## AIM OF THE EXERCISE
Below are the records; reproduce all of them exactly but without any images.

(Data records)
□ □ □ □ □

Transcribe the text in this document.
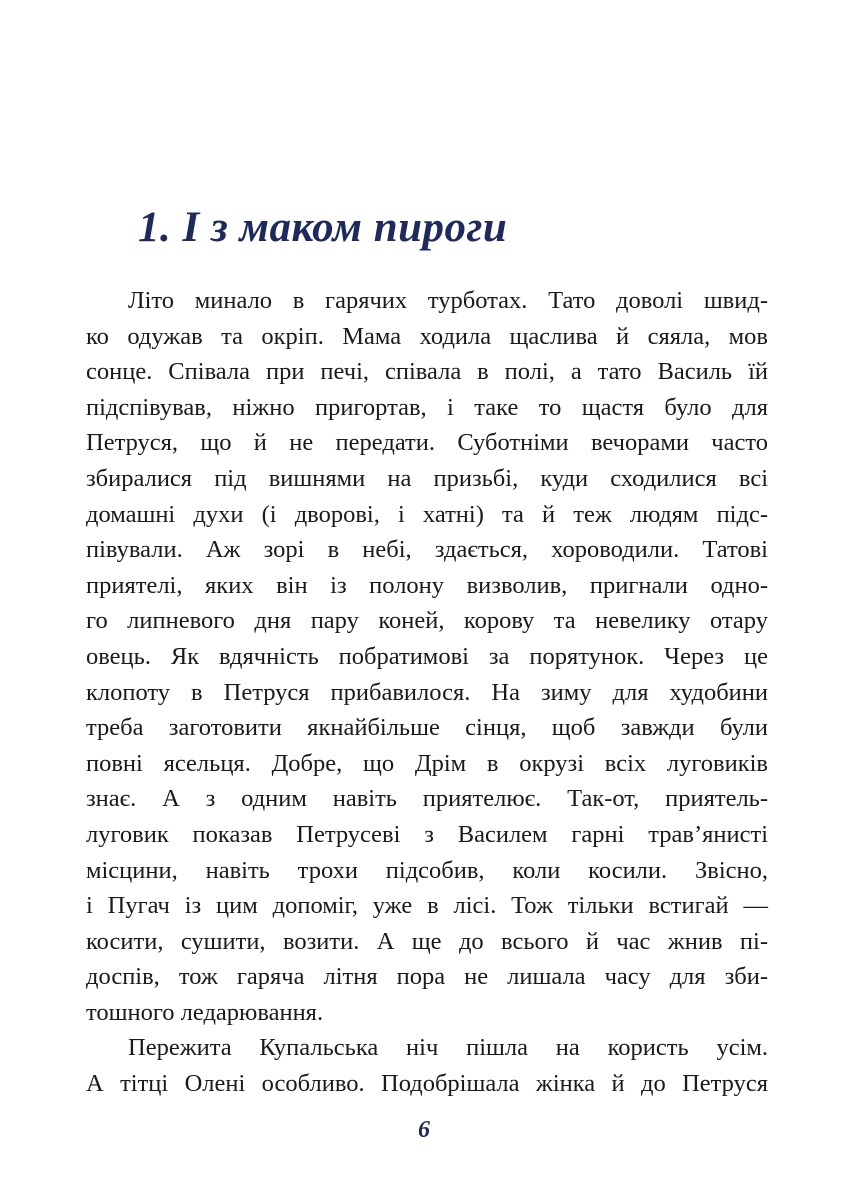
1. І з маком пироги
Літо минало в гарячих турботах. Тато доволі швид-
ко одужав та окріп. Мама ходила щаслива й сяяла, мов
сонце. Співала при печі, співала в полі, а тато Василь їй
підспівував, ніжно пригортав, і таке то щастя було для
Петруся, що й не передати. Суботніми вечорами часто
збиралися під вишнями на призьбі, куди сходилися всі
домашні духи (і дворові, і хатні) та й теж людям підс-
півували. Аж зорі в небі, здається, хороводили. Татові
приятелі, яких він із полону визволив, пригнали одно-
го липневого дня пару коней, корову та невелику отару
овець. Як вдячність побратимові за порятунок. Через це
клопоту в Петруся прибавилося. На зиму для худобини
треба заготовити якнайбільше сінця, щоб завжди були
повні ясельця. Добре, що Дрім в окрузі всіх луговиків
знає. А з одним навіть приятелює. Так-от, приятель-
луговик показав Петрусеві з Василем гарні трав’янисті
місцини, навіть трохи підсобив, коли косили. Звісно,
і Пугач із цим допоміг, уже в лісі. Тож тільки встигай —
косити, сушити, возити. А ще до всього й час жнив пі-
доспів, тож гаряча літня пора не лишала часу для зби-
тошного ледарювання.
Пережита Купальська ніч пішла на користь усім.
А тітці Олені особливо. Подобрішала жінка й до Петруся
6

□ □ □ □ □

## CORRECT RESULT
Transcribe the text in this document.
1. І з маком пироги
Літо минало в гарячих турботах. Тато доволі швид-
ко одужав та окріп. Мама ходила щаслива й сяяла, мов
сонце. Співала при печі, співала в полі, а тато Василь їй
підспівував, ніжно пригортав, і таке то щастя було для
Петруся, що й не передати. Суботніми вечорами часто
збиралися під вишнями на призьбі, куди сходилися всі
домашні духи (і дворові, і хатні) та й теж людям підс-
півували. Аж зорі в небі, здається, хороводили. Татові
приятелі, яких він із полону визволив, пригнали одно-
го липневого дня пару коней, корову та невелику отару
овець. Як вдячність побратимові за порятунок. Через це
клопоту в Петруся прибавилося. На зиму для худобини
треба заготовити якнайбільше сінця, щоб завжди були
повні ясельця. Добре, що Дрім в окрузі всіх луговиків
знає. А з одним навіть приятелює. Так-от, приятель-
луговик показав Петрусеві з Василем гарні трав’янисті
місцини, навіть трохи підсобив, коли косили. Звісно,
і Пугач із цим допоміг, уже в лісі. Тож тільки встигай —
косити, сушити, возити. А ще до всього й час жнив пі-
доспів, тож гаряча літня пора не лишала часу для зби-
тошного ледарювання.
Пережита Купальська ніч пішла на користь усім.
А тітці Олені особливо. Подобрішала жінка й до Петруся
6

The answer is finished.